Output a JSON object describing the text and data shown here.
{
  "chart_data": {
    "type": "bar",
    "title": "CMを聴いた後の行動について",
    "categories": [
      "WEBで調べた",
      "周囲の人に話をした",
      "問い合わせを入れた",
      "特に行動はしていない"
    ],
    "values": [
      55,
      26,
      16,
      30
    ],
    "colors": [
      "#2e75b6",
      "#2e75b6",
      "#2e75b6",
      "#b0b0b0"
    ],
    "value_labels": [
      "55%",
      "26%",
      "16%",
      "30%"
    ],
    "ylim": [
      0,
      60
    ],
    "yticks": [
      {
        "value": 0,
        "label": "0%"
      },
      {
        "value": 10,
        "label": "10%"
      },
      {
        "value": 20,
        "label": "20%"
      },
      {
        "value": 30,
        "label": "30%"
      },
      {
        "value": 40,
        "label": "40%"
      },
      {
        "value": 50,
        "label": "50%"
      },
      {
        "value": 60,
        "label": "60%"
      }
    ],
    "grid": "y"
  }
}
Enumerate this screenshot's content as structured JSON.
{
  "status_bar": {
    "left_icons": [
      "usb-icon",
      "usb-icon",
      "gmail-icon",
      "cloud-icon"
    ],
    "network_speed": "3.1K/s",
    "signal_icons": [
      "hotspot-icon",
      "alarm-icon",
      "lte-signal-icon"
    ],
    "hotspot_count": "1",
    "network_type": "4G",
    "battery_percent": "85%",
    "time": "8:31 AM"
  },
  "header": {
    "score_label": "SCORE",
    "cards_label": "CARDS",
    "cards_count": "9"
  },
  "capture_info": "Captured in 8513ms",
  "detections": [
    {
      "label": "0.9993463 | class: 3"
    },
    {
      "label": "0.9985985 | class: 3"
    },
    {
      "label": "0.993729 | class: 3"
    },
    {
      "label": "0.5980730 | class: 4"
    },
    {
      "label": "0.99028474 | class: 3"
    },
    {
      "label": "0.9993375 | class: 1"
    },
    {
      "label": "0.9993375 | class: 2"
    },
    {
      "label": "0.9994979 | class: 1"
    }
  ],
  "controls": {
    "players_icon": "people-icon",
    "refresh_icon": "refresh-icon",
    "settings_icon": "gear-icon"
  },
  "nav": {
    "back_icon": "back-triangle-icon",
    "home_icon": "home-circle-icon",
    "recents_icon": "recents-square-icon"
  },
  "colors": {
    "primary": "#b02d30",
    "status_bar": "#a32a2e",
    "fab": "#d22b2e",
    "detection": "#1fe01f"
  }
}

## WHAT TO DO:
Copy out the whole listing exactly; please set it all down.

## EXERCISE RESPONSE:
Output a JSON object describing the text and data shown here.
{
  "chart_data": {
    "type": "bar",
    "title": "CMを聴いた後の行動について",
    "categories": [
      "WEBで調べた",
      "周囲の人に話をした",
      "問い合わせを入れた",
      "特に行動はしていない"
    ],
    "values": [
      55,
      26,
      16,
      30
    ],
    "colors": [
      "#2e75b6",
      "#2e75b6",
      "#2e75b6",
      "#b0b0b0"
    ],
    "value_labels": [
      "55%",
      "26%",
      "16%",
      "30%"
    ],
    "ylim": [
      0,
      60
    ],
    "yticks": [
      {
        "value": 0,
        "label": "0%"
      },
      {
        "value": 10,
        "label": "10%"
      },
      {
        "value": 20,
        "label": "20%"
      },
      {
        "value": 30,
        "label": "30%"
      },
      {
        "value": 40,
        "label": "40%"
      },
      {
        "value": 50,
        "label": "50%"
      },
      {
        "value": 60,
        "label": "60%"
      }
    ],
    "grid": "y"
  }
}
Enumerate this screenshot's content as structured JSON.
{
  "status_bar": {
    "left_icons": [
      "usb-icon",
      "usb-icon",
      "gmail-icon",
      "cloud-icon"
    ],
    "network_speed": "3.1K/s",
    "signal_icons": [
      "hotspot-icon",
      "alarm-icon",
      "lte-signal-icon"
    ],
    "hotspot_count": "1",
    "network_type": "4G",
    "battery_percent": "85%",
    "time": "8:31 AM"
  },
  "header": {
    "score_label": "SCORE",
    "cards_label": "CARDS",
    "cards_count": "9"
  },
  "capture_info": "Captured in 8513ms",
  "detections": [
    {
      "label": "0.9993463 | class: 3"
    },
    {
      "label": "0.9985985 | class: 3"
    },
    {
      "label": "0.993729 | class: 3"
    },
    {
      "label": "0.5980730 | class: 4"
    },
    {
      "label": "0.99028474 | class: 3"
    },
    {
      "label": "0.9993375 | class: 1"
    },
    {
      "label": "0.9993375 | class: 2"
    },
    {
      "label": "0.9994979 | class: 1"
    }
  ],
  "controls": {
    "players_icon": "people-icon",
    "refresh_icon": "refresh-icon",
    "settings_icon": "gear-icon"
  },
  "nav": {
    "back_icon": "back-triangle-icon",
    "home_icon": "home-circle-icon",
    "recents_icon": "recents-square-icon"
  },
  "colors": {
    "primary": "#b02d30",
    "status_bar": "#a32a2e",
    "fab": "#d22b2e",
    "detection": "#1fe01f"
  }
}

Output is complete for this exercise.